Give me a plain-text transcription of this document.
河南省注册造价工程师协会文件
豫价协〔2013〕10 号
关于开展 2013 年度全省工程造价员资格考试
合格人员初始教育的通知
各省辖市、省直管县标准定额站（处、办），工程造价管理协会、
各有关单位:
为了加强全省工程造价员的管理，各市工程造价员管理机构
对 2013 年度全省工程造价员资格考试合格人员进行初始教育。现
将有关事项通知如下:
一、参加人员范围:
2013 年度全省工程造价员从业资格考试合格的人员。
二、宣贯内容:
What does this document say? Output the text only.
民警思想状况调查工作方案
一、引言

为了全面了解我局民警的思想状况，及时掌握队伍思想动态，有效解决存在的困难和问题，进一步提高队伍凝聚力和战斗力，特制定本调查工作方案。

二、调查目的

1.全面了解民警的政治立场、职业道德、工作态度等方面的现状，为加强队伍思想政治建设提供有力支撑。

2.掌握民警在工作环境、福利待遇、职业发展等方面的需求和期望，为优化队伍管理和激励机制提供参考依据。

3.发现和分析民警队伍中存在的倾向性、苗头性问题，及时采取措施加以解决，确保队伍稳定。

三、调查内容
◆ ◆ ◆ ◆
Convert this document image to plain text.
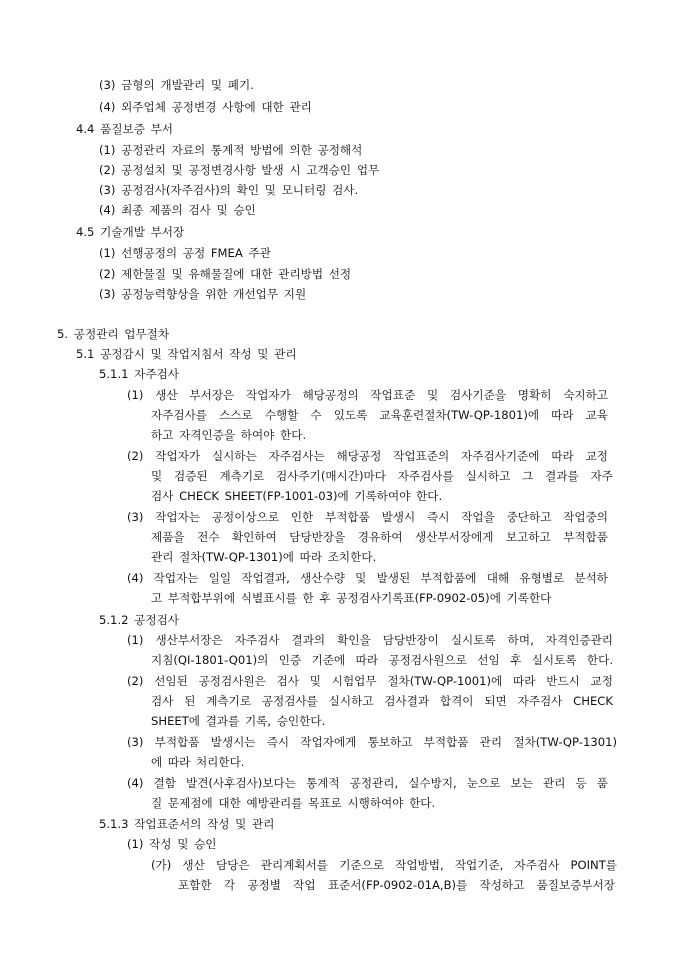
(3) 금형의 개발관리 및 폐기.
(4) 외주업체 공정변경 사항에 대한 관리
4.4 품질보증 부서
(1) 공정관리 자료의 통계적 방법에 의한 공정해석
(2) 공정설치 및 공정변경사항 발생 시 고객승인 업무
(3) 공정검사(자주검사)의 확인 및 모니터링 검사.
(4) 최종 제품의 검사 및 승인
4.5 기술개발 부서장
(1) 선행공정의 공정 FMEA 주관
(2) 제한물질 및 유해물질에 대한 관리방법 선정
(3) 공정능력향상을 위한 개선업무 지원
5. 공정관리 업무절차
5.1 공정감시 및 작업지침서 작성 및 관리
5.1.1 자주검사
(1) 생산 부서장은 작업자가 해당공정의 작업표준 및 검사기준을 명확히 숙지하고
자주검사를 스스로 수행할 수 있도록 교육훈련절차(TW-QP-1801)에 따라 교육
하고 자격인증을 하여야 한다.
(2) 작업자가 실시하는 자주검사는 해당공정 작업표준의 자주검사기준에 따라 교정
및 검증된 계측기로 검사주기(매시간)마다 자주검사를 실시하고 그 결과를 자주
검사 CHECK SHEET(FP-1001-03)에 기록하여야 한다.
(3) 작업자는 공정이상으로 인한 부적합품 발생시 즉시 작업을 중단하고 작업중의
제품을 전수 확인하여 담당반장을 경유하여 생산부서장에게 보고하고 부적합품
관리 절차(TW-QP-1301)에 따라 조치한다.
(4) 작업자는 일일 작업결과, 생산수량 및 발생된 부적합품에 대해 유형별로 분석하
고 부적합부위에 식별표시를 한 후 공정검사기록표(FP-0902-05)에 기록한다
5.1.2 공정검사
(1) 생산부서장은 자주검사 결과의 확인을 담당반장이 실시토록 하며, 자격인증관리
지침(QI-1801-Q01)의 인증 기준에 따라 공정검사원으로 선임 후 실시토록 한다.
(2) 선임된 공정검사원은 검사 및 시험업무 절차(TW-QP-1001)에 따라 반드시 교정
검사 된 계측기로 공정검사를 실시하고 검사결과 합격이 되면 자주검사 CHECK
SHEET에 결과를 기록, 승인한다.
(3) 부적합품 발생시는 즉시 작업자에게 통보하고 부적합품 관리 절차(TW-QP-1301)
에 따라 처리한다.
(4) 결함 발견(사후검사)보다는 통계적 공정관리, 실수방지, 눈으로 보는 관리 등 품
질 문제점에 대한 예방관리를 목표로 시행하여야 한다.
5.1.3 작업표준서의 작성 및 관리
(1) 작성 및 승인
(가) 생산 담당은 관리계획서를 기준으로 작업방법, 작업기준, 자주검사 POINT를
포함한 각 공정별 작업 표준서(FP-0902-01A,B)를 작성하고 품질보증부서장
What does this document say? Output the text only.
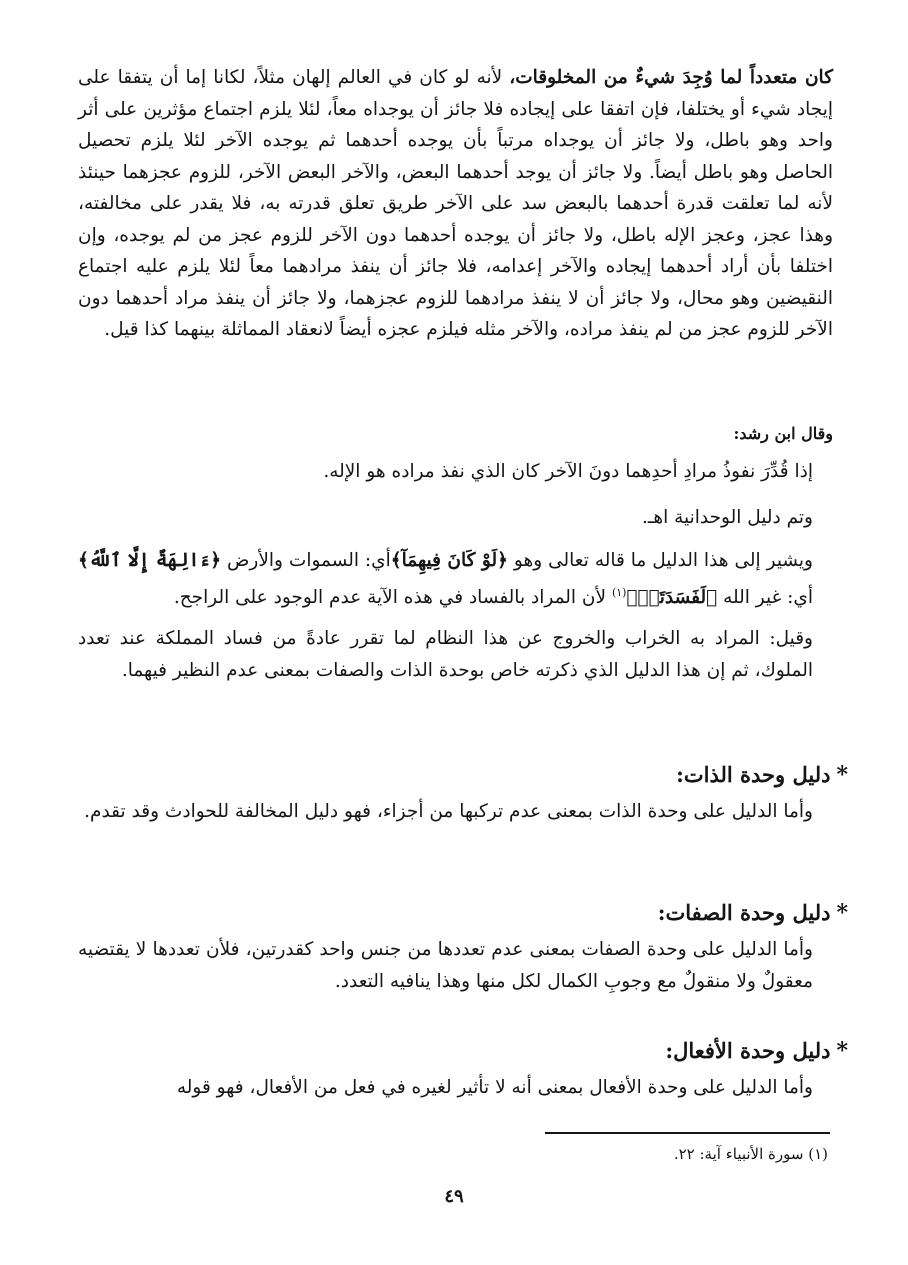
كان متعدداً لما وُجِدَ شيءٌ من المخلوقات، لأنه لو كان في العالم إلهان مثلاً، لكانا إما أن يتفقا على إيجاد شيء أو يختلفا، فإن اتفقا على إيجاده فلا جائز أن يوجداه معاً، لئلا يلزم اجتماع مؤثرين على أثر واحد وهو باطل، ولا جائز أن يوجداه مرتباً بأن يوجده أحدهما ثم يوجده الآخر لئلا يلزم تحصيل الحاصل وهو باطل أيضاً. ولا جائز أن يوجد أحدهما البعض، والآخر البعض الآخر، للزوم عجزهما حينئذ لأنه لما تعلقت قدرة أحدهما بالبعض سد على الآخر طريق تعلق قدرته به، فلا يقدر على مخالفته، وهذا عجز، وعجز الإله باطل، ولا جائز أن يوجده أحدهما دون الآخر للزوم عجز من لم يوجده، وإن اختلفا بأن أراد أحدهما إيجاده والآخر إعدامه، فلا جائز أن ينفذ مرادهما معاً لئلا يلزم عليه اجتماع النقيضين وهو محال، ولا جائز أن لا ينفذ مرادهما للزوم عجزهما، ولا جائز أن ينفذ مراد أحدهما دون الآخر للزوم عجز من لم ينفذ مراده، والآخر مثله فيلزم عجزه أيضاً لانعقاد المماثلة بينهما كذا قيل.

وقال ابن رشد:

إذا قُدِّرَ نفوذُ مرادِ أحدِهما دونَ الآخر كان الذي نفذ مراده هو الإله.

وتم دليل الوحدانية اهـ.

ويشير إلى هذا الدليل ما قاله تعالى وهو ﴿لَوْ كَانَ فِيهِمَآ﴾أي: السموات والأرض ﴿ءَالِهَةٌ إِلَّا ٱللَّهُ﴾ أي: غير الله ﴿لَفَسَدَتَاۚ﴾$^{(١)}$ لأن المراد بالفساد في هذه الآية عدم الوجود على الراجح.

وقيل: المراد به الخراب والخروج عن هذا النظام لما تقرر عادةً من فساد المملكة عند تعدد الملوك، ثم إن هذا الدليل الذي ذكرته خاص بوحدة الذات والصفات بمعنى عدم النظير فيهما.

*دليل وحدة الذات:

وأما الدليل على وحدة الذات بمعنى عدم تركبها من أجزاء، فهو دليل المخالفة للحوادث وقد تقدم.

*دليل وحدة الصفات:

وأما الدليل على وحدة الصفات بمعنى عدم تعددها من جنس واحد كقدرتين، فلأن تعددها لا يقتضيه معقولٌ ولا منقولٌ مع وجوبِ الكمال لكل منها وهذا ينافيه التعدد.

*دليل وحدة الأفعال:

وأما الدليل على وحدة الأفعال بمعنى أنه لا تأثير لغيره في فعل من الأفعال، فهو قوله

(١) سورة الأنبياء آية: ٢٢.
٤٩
◆ ◆ ◆ ◆
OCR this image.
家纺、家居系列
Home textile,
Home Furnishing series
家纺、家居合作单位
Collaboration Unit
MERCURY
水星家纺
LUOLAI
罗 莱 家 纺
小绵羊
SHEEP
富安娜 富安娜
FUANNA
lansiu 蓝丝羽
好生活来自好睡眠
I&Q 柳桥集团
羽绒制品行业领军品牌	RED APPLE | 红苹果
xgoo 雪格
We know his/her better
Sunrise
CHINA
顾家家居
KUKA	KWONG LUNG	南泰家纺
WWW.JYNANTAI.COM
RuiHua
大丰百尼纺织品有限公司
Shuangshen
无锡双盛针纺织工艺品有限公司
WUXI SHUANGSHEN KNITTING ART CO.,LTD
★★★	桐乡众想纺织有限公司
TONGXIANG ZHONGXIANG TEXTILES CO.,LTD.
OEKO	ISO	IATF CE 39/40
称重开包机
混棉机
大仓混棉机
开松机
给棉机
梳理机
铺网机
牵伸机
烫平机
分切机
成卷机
◆ ◆ ◆ ◆
**REQUIRED TASK**: Examine the entries and report how many of their lines contain the string "مراده", giving no more than the number.

**ANSWER TO THIS PROBLEM**: 2